» **Short problem**
Write out every entry exactly as it stands.

» **Dataset records**
▶

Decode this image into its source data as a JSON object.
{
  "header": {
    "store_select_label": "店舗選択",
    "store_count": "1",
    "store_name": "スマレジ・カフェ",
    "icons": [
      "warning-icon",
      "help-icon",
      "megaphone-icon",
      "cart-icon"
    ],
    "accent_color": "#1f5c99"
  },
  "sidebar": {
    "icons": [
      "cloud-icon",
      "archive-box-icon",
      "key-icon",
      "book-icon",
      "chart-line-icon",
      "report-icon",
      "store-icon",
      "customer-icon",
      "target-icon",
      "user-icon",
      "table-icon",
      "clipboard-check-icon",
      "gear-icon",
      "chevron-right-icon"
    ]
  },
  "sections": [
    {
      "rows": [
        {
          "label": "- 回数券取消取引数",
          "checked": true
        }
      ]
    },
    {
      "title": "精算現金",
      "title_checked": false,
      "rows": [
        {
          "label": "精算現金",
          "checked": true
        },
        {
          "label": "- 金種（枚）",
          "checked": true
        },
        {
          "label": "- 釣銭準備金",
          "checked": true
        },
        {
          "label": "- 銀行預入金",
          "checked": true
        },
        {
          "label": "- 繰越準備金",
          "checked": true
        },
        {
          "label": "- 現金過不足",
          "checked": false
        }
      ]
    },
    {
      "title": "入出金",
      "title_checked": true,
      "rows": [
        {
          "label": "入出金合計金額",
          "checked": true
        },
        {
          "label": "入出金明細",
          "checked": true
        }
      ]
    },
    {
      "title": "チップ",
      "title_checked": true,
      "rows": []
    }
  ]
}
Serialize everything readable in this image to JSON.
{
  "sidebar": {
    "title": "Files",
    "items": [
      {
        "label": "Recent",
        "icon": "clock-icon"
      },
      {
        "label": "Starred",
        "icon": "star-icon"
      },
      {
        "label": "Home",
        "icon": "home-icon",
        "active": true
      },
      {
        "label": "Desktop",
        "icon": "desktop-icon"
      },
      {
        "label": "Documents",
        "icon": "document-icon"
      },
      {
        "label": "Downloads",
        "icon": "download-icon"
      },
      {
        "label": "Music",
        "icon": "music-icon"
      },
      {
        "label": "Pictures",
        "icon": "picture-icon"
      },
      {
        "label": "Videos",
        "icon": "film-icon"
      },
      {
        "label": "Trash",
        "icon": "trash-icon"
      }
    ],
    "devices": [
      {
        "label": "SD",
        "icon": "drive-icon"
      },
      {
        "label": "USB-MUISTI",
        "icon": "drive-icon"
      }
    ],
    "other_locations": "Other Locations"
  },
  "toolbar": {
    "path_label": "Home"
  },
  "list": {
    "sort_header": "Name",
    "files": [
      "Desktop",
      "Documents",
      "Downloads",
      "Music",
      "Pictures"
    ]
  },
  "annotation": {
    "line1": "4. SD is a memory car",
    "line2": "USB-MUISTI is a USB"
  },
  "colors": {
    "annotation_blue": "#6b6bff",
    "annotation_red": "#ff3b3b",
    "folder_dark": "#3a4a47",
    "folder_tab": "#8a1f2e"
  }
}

◀

» **Solution for this task**
Decode this image into its source data as a JSON object.
{
  "header": {
    "store_select_label": "店舗選択",
    "store_count": "1",
    "store_name": "スマレジ・カフェ",
    "icons": [
      "warning-icon",
      "help-icon",
      "megaphone-icon",
      "cart-icon"
    ],
    "accent_color": "#1f5c99"
  },
  "sidebar": {
    "icons": [
      "cloud-icon",
      "archive-box-icon",
      "key-icon",
      "book-icon",
      "chart-line-icon",
      "report-icon",
      "store-icon",
      "customer-icon",
      "target-icon",
      "user-icon",
      "table-icon",
      "clipboard-check-icon",
      "gear-icon",
      "chevron-right-icon"
    ]
  },
  "sections": [
    {
      "rows": [
        {
          "label": "- 回数券取消取引数",
          "checked": true
        }
      ]
    },
    {
      "title": "精算現金",
      "title_checked": false,
      "rows": [
        {
          "label": "精算現金",
          "checked": true
        },
        {
          "label": "- 金種（枚）",
          "checked": true
        },
        {
          "label": "- 釣銭準備金",
          "checked": true
        },
        {
          "label": "- 銀行預入金",
          "checked": true
        },
        {
          "label": "- 繰越準備金",
          "checked": true
        },
        {
          "label": "- 現金過不足",
          "checked": false
        }
      ]
    },
    {
      "title": "入出金",
      "title_checked": true,
      "rows": [
        {
          "label": "入出金合計金額",
          "checked": true
        },
        {
          "label": "入出金明細",
          "checked": true
        }
      ]
    },
    {
      "title": "チップ",
      "title_checked": true,
      "rows": []
    }
  ]
}
Serialize everything readable in this image to JSON.
{
  "sidebar": {
    "title": "Files",
    "items": [
      {
        "label": "Recent",
        "icon": "clock-icon"
      },
      {
        "label": "Starred",
        "icon": "star-icon"
      },
      {
        "label": "Home",
        "icon": "home-icon",
        "active": true
      },
      {
        "label": "Desktop",
        "icon": "desktop-icon"
      },
      {
        "label": "Documents",
        "icon": "document-icon"
      },
      {
        "label": "Downloads",
        "icon": "download-icon"
      },
      {
        "label": "Music",
        "icon": "music-icon"
      },
      {
        "label": "Pictures",
        "icon": "picture-icon"
      },
      {
        "label": "Videos",
        "icon": "film-icon"
      },
      {
        "label": "Trash",
        "icon": "trash-icon"
      }
    ],
    "devices": [
      {
        "label": "SD",
        "icon": "drive-icon"
      },
      {
        "label": "USB-MUISTI",
        "icon": "drive-icon"
      }
    ],
    "other_locations": "Other Locations"
  },
  "toolbar": {
    "path_label": "Home"
  },
  "list": {
    "sort_header": "Name",
    "files": [
      "Desktop",
      "Documents",
      "Downloads",
      "Music",
      "Pictures"
    ]
  },
  "annotation": {
    "line1": "4. SD is a memory car",
    "line2": "USB-MUISTI is a USB"
  },
  "colors": {
    "annotation_blue": "#6b6bff",
    "annotation_red": "#ff3b3b",
    "folder_dark": "#3a4a47",
    "folder_tab": "#8a1f2e"
  }
}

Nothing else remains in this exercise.